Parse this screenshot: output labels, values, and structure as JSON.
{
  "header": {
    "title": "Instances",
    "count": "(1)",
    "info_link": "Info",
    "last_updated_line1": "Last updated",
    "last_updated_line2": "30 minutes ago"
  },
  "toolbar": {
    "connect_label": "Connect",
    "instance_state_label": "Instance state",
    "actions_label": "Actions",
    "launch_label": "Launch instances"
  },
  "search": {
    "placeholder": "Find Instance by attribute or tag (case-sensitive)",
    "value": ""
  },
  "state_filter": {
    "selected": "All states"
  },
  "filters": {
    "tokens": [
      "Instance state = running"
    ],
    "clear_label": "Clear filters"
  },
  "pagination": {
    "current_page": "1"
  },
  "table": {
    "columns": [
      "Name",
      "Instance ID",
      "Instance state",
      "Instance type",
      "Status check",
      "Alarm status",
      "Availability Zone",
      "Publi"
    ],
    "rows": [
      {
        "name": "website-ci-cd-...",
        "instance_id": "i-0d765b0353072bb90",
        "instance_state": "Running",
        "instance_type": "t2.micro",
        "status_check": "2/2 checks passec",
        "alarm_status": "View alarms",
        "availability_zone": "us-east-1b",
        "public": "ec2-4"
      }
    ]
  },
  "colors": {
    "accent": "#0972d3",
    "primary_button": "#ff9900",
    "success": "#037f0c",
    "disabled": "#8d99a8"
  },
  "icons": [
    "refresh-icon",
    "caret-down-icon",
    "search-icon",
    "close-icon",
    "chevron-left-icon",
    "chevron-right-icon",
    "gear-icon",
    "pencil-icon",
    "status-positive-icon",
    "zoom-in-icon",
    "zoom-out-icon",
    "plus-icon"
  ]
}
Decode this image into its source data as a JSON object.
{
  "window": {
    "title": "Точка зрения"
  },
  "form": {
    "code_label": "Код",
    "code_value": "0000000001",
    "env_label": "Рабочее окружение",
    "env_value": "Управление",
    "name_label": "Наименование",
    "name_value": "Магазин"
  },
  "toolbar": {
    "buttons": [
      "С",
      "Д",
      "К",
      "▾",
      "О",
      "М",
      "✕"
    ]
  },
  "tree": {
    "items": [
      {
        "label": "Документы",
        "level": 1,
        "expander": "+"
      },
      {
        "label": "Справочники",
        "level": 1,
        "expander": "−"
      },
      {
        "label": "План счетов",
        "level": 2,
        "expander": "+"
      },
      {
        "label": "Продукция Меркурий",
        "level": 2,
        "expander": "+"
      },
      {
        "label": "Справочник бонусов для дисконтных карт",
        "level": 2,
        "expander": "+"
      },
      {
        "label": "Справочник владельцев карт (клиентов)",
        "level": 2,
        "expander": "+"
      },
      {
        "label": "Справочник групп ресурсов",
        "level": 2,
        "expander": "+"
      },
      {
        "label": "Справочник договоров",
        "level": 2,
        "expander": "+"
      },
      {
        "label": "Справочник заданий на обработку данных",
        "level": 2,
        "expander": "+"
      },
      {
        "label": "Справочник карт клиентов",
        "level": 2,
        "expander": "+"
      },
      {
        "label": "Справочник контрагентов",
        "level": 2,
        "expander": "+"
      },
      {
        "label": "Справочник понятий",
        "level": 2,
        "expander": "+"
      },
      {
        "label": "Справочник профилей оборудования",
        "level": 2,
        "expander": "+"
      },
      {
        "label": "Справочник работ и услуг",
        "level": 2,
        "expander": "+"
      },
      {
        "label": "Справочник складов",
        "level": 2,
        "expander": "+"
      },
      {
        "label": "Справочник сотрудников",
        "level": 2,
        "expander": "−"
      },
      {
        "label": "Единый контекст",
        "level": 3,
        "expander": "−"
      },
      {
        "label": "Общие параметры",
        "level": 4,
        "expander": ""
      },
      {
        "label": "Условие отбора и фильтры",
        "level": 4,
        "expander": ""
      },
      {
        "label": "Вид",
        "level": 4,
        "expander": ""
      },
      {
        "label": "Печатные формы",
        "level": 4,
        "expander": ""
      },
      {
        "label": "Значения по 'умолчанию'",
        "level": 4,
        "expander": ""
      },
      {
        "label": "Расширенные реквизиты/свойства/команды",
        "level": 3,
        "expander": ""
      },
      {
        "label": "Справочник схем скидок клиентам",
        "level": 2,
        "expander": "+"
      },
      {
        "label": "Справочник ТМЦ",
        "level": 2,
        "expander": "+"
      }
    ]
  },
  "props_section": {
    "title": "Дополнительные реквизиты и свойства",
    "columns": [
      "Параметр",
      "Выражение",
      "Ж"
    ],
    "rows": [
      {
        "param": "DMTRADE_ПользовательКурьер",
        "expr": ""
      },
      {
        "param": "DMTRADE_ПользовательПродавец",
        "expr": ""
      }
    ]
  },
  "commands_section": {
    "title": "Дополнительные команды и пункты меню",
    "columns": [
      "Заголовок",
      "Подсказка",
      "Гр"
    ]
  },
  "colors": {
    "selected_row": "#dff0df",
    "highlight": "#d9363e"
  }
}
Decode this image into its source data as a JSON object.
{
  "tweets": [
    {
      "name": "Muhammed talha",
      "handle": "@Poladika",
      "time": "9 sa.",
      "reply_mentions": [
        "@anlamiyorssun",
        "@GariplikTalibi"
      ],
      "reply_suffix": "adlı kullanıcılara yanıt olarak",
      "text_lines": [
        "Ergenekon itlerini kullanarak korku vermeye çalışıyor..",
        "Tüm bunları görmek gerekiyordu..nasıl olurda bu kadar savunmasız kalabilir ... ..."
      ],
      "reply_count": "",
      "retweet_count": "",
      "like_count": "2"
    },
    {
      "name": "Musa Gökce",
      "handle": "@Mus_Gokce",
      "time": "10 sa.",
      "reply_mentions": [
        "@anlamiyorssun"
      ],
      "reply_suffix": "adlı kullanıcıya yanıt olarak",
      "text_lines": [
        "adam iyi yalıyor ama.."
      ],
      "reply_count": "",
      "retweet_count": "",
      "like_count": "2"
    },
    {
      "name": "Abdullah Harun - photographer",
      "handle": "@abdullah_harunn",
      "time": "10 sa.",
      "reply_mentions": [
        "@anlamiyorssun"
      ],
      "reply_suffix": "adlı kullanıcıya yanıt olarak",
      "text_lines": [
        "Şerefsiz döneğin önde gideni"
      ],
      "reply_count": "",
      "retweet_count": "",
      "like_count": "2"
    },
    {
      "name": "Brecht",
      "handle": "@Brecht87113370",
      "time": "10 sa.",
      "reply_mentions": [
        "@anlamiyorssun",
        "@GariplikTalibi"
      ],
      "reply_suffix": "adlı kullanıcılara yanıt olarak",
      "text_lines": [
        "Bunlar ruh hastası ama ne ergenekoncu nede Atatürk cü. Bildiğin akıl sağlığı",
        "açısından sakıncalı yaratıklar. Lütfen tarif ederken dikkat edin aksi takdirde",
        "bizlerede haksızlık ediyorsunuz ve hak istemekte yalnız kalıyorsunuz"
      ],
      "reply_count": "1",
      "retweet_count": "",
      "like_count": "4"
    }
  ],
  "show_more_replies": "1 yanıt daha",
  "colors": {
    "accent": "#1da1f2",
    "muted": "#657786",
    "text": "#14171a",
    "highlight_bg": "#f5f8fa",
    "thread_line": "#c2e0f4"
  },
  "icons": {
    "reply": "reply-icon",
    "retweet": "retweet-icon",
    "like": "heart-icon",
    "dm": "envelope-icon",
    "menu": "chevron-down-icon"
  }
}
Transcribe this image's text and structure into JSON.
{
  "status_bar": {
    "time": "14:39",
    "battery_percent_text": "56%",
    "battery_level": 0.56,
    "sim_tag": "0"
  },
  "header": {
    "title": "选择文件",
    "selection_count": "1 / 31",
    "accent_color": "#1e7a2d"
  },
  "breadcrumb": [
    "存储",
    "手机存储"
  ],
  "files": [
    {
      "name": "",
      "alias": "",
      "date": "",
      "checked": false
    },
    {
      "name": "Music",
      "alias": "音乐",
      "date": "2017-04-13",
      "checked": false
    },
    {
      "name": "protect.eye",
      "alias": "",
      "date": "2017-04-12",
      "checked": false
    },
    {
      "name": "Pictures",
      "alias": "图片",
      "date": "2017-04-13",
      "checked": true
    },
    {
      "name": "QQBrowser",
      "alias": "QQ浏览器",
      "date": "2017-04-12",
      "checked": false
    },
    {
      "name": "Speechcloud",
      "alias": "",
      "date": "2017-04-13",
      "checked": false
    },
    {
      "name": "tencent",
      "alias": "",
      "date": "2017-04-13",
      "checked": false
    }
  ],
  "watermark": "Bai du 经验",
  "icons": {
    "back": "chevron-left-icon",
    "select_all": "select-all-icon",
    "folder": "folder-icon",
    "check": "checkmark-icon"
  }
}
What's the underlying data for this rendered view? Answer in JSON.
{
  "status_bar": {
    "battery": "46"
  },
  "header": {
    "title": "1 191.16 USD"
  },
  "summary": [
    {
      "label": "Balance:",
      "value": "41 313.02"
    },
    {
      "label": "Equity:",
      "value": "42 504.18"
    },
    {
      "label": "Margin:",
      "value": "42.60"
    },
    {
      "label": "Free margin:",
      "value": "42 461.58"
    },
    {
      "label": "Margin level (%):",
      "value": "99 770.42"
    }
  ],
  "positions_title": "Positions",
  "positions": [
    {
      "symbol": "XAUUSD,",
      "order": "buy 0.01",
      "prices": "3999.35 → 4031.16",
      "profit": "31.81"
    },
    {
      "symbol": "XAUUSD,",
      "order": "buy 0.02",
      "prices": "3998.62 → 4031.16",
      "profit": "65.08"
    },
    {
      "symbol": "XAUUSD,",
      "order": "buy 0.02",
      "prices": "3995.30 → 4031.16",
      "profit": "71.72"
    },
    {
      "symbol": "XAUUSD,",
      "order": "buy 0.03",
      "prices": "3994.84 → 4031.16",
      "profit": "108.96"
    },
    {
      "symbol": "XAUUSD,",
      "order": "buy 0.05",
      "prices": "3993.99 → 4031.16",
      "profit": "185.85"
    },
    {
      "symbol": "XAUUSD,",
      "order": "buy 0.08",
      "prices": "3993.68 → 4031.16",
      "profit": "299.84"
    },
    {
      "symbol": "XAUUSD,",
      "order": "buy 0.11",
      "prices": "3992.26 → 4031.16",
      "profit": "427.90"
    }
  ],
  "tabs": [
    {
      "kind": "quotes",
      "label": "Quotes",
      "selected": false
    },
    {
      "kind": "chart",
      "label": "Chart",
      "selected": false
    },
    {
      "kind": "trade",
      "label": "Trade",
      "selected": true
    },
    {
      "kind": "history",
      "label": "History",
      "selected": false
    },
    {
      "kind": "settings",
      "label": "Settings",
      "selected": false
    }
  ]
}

○ ○ ○ ○ ○

Stated goal
Spot every line that holds "prices" and copy it.

Exercise answer
      "prices": "3999.35 → 4031.16",
      "prices": "3998.62 → 4031.16",
      "prices": "3995.30 → 4031.16",
      "prices": "3994.84 → 4031.16",
      "prices": "3993.99 → 4031.16",
      "prices": "3993.68 → 4031.16",
      "prices": "3992.26 → 4031.16",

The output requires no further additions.